Task brief —
All lines holding the string "esperpento" are to be shown.

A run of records
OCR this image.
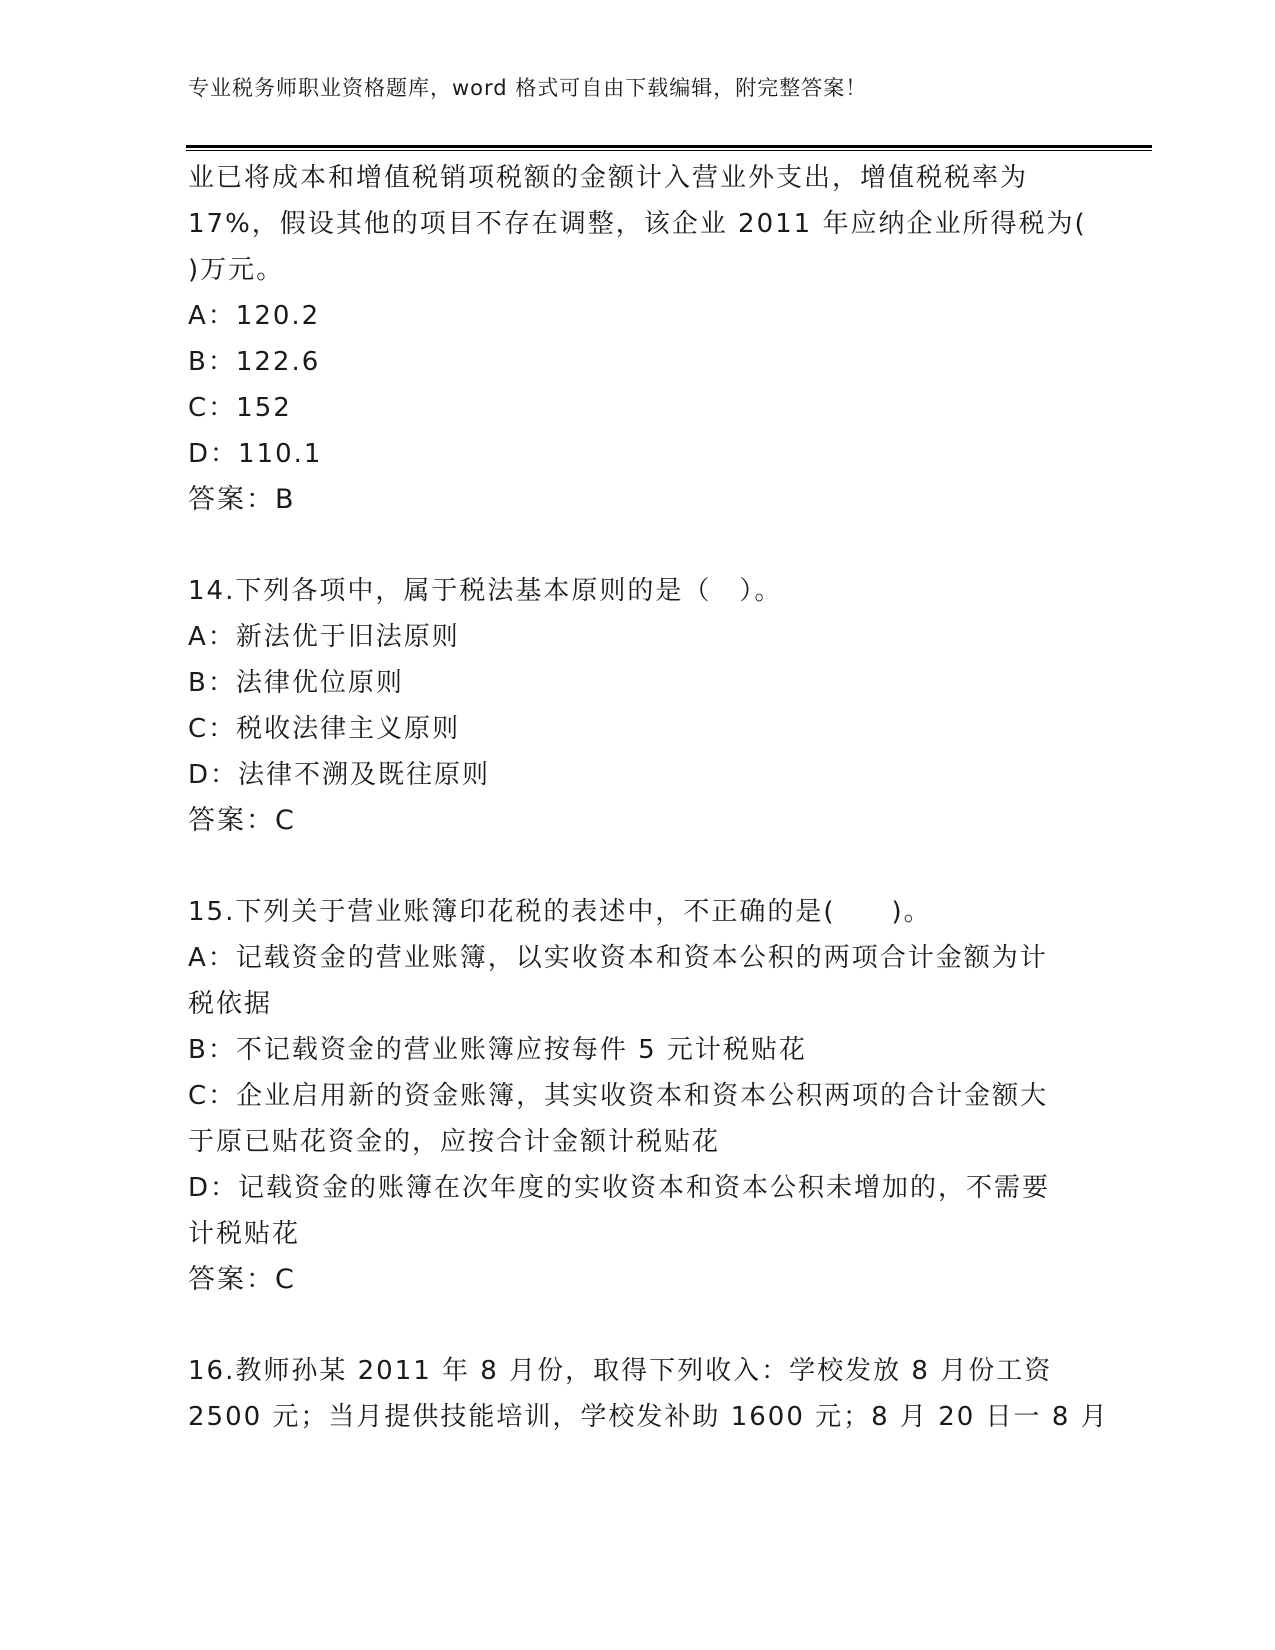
专业税务师职业资格题库，word 格式可自由下载编辑，附完整答案！
业已将成本和增值税销项税额的金额计入营业外支出，增值税税率为
17%，假设其他的项目不存在调整，该企业 2011 年应纳企业所得税为(
)万元。
A：120.2
B：122.6
C：152
D：110.1
答案：B
14.下列各项中，属于税法基本原则的是（　）。
A：新法优于旧法原则
B：法律优位原则
C：税收法律主义原则
D：法律不溯及既往原则
答案：C
15.下列关于营业账簿印花税的表述中，不正确的是(　　)。
A：记载资金的营业账簿，以实收资本和资本公积的两项合计金额为计
税依据
B：不记载资金的营业账簿应按每件 5 元计税贴花
C：企业启用新的资金账簿，其实收资本和资本公积两项的合计金额大
于原已贴花资金的，应按合计金额计税贴花
D：记载资金的账簿在次年度的实收资本和资本公积未增加的，不需要
计税贴花
答案：C
16.教师孙某 2011 年 8 月份，取得下列收入：学校发放 8 月份工资
2500 元；当月提供技能培训，学校发补助 1600 元；8 月 20 日一 8 月
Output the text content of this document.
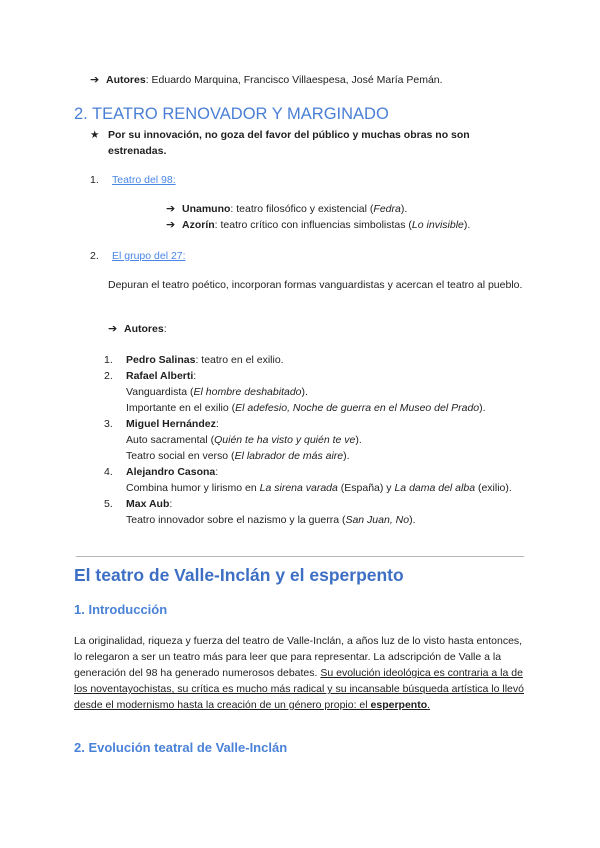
➔ Autores: Eduardo Marquina, Francisco Villaespesa, José María Pemán.
2. TEATRO RENOVADOR Y MARGINADO
★ Por su innovación, no goza del favor del público y muchas obras no son estrenadas.
1. Teatro del 98:
➔ Unamuno: teatro filosófico y existencial (Fedra).
➔ Azorín: teatro crítico con influencias simbolistas (Lo invisible).
2. El grupo del 27:
Depuran el teatro poético, incorporan formas vanguardistas y acercan el teatro al pueblo.
➔ Autores:
1. Pedro Salinas: teatro en el exilio.
2. Rafael Alberti:
Vanguardista (El hombre deshabitado).
Importante en el exilio (El adefesio, Noche de guerra en el Museo del Prado).
3. Miguel Hernández:
Auto sacramental (Quién te ha visto y quién te ve).
Teatro social en verso (El labrador de más aire).
4. Alejandro Casona:
Combina humor y lirismo en La sirena varada (España) y La dama del alba (exilio).
5. Max Aub:
Teatro innovador sobre el nazismo y la guerra (San Juan, No).
El teatro de Valle-Inclán y el esperpento
1. Introducción
La originalidad, riqueza y fuerza del teatro de Valle-Inclán, a años luz de lo visto hasta entonces, lo relegaron a ser un teatro más para leer que para representar. La adscripción de Valle a la generación del 98 ha generado numerosos debates. Su evolución ideológica es contraria a la de los noventayochistas, su crítica es mucho más radical y su incansable búsqueda artística lo llevó desde el modernismo hasta la creación de un género propio: el esperpento.
2. Evolución teatral de Valle-Inclán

Written response —
El teatro de Valle-Inclán y el esperpento
La originalidad, riqueza y fuerza del teatro de Valle-Inclán, a años luz de lo visto hasta entonces, lo relegaron a ser un teatro más para leer que para representar. La adscripción de Valle a la generación del 98 ha generado numerosos debates. Su evolución ideológica es contraria a la de los noventayochistas, su crítica es mucho más radical y su incansable búsqueda artística lo llevó desde el modernismo hasta la creación de un género propio: el esperpento.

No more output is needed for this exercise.